* _Job_
Gather all lines with the word "Slim" in them.

* _Dataset rows_
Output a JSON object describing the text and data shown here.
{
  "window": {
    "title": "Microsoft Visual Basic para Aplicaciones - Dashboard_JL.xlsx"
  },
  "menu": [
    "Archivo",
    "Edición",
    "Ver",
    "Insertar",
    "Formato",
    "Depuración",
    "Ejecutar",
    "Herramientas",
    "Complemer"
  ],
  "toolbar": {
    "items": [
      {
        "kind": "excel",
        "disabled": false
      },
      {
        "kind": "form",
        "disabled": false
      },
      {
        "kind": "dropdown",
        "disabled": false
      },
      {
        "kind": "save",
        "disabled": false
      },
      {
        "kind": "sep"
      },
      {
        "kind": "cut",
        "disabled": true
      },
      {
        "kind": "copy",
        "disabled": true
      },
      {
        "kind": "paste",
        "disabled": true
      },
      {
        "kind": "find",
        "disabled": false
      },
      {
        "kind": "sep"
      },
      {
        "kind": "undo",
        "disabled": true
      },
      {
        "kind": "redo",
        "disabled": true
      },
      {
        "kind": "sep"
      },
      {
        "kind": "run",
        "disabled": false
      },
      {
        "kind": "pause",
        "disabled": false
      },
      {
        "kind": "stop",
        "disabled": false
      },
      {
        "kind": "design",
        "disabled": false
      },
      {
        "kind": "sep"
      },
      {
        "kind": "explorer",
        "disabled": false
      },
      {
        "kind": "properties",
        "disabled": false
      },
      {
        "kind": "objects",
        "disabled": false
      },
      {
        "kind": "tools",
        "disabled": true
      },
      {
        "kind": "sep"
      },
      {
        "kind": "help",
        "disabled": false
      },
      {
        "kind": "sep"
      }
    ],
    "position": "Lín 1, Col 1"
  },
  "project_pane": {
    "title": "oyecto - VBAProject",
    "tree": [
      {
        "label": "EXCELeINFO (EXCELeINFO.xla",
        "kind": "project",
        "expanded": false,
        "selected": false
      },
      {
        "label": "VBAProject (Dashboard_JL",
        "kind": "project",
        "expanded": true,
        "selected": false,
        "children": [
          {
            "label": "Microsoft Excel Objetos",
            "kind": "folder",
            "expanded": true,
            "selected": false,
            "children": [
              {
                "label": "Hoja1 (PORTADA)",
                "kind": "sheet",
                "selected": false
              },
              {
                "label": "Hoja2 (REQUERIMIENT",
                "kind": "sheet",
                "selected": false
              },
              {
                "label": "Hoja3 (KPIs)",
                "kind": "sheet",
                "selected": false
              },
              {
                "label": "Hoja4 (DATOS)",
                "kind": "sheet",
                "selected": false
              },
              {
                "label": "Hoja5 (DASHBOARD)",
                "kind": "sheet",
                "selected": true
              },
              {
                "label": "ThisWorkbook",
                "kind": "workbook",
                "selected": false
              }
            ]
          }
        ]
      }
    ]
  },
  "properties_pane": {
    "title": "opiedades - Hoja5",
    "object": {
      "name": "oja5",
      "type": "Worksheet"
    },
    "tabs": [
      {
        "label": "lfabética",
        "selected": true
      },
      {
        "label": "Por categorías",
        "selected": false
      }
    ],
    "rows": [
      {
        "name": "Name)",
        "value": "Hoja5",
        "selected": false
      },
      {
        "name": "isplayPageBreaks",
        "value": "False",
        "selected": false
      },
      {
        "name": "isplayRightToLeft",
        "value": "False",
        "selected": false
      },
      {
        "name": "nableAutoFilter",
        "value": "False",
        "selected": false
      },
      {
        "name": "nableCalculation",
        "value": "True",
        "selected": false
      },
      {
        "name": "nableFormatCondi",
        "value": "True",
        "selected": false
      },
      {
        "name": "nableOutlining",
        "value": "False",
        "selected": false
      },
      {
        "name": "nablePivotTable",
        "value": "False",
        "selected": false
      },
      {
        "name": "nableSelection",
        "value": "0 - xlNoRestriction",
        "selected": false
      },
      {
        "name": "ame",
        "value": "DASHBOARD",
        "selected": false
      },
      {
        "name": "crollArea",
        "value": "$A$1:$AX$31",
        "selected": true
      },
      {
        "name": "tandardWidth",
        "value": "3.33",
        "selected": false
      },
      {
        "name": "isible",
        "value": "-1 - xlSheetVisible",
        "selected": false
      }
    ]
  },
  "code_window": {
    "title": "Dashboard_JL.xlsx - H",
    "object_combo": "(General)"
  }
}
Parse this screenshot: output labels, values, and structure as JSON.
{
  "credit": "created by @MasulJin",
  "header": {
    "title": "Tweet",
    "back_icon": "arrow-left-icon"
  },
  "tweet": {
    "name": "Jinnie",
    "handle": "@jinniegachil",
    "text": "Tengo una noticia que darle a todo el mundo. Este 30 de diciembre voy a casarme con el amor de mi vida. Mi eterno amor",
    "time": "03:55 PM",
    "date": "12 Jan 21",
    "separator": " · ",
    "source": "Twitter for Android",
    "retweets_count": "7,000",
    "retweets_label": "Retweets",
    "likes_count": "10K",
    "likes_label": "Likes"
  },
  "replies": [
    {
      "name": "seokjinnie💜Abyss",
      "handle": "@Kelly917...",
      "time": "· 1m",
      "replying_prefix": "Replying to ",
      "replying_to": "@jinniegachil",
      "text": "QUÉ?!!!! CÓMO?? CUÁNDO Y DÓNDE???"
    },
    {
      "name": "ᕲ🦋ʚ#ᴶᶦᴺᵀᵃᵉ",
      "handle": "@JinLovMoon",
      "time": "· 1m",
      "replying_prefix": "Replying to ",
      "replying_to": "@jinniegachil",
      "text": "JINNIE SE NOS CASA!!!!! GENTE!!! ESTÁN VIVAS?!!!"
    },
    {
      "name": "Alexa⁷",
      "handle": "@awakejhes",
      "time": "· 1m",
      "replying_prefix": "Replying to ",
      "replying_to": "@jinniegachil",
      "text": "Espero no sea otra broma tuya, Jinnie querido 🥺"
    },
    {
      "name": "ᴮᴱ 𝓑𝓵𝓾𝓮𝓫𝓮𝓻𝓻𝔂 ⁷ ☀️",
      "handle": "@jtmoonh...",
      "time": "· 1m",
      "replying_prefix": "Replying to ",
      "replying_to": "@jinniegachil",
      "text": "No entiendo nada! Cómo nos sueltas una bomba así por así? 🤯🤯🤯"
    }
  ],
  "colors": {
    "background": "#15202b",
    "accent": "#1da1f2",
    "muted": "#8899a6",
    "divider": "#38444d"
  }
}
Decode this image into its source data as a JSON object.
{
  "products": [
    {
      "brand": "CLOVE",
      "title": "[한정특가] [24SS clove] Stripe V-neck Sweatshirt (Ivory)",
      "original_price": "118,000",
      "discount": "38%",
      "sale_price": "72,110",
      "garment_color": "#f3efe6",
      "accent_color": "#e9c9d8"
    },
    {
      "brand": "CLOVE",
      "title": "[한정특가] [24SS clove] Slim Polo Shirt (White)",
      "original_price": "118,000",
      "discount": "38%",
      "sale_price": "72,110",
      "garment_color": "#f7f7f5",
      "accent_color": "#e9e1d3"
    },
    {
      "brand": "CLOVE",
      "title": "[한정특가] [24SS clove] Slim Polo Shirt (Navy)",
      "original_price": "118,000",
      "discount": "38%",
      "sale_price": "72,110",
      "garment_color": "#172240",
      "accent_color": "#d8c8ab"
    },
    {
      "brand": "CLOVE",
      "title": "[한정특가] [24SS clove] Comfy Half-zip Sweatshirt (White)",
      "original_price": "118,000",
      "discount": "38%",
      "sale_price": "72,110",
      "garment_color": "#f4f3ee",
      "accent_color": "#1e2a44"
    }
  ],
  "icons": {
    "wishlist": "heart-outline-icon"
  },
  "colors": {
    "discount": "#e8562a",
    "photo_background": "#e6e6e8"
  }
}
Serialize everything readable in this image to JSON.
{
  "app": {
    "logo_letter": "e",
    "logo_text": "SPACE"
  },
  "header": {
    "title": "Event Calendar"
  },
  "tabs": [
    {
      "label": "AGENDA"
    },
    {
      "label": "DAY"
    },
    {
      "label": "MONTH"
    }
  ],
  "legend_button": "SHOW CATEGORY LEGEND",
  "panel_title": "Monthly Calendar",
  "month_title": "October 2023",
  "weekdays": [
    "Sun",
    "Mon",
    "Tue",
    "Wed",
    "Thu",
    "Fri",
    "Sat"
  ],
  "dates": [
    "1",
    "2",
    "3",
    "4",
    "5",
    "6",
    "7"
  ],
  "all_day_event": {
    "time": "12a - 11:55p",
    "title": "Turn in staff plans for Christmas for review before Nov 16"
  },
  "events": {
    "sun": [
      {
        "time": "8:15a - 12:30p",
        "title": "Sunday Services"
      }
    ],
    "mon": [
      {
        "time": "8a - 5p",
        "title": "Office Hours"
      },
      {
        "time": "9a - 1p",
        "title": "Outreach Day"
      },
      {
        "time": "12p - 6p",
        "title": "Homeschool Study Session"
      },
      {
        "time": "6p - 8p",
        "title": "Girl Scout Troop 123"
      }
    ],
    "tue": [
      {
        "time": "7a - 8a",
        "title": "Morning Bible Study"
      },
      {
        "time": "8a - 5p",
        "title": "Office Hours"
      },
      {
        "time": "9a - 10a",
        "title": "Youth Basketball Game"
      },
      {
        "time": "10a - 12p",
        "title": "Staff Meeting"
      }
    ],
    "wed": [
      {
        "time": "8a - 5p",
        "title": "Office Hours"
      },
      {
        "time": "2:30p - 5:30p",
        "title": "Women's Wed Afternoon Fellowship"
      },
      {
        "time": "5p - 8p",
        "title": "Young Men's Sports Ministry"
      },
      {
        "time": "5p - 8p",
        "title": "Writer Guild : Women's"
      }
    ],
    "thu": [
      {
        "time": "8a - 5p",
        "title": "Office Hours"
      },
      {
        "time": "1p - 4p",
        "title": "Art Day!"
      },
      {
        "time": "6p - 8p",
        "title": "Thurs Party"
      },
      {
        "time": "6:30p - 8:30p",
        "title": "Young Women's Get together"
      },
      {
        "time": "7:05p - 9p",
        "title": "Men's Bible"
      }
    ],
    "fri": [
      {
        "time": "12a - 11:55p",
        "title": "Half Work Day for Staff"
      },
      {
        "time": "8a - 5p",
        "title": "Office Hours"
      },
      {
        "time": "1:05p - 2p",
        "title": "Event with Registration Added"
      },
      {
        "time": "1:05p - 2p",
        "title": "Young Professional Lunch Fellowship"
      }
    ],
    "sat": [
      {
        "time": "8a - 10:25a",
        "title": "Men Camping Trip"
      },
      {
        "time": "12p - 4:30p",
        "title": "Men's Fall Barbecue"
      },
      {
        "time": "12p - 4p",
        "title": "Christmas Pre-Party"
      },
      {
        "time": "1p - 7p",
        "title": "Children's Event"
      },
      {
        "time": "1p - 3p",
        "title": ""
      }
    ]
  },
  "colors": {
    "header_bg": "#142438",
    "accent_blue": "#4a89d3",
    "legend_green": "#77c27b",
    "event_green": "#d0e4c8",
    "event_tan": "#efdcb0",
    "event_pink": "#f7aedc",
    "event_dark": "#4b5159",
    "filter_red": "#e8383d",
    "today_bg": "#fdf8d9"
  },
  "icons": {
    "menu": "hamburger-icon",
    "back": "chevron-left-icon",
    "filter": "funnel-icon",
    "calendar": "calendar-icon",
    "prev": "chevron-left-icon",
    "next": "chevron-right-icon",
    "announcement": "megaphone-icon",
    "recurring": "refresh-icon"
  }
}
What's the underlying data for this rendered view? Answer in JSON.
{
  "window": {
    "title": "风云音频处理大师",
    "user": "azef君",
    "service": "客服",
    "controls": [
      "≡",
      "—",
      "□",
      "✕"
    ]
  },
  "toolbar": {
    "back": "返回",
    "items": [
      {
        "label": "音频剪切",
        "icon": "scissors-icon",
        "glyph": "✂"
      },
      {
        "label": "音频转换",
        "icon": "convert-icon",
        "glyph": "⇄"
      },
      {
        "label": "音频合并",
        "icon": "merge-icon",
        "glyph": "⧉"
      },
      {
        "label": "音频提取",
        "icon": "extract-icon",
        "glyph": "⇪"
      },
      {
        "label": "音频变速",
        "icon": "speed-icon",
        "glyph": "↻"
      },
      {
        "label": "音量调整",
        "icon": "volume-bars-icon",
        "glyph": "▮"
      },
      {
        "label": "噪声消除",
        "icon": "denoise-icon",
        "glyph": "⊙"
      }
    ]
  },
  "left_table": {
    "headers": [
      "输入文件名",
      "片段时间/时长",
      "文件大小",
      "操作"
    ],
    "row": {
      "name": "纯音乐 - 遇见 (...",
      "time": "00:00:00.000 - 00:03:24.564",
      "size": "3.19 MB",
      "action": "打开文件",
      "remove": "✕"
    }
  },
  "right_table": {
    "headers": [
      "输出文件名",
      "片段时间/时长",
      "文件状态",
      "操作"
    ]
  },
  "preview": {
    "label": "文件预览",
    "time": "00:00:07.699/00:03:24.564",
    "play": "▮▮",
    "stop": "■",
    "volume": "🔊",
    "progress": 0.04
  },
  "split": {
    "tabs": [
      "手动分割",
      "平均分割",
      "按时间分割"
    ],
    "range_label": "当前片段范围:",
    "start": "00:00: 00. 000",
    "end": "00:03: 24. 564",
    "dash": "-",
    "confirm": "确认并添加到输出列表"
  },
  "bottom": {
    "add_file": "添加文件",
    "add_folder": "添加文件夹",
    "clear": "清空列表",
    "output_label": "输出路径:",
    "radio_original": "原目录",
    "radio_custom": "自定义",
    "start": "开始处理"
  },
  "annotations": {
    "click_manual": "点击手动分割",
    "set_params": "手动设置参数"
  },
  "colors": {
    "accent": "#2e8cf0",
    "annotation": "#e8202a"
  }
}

* _Result of the task_
      "title": "[한정특가] [24SS clove] Slim Polo Shirt (White)",
      "title": "[한정특가] [24SS clove] Slim Polo Shirt (Navy)",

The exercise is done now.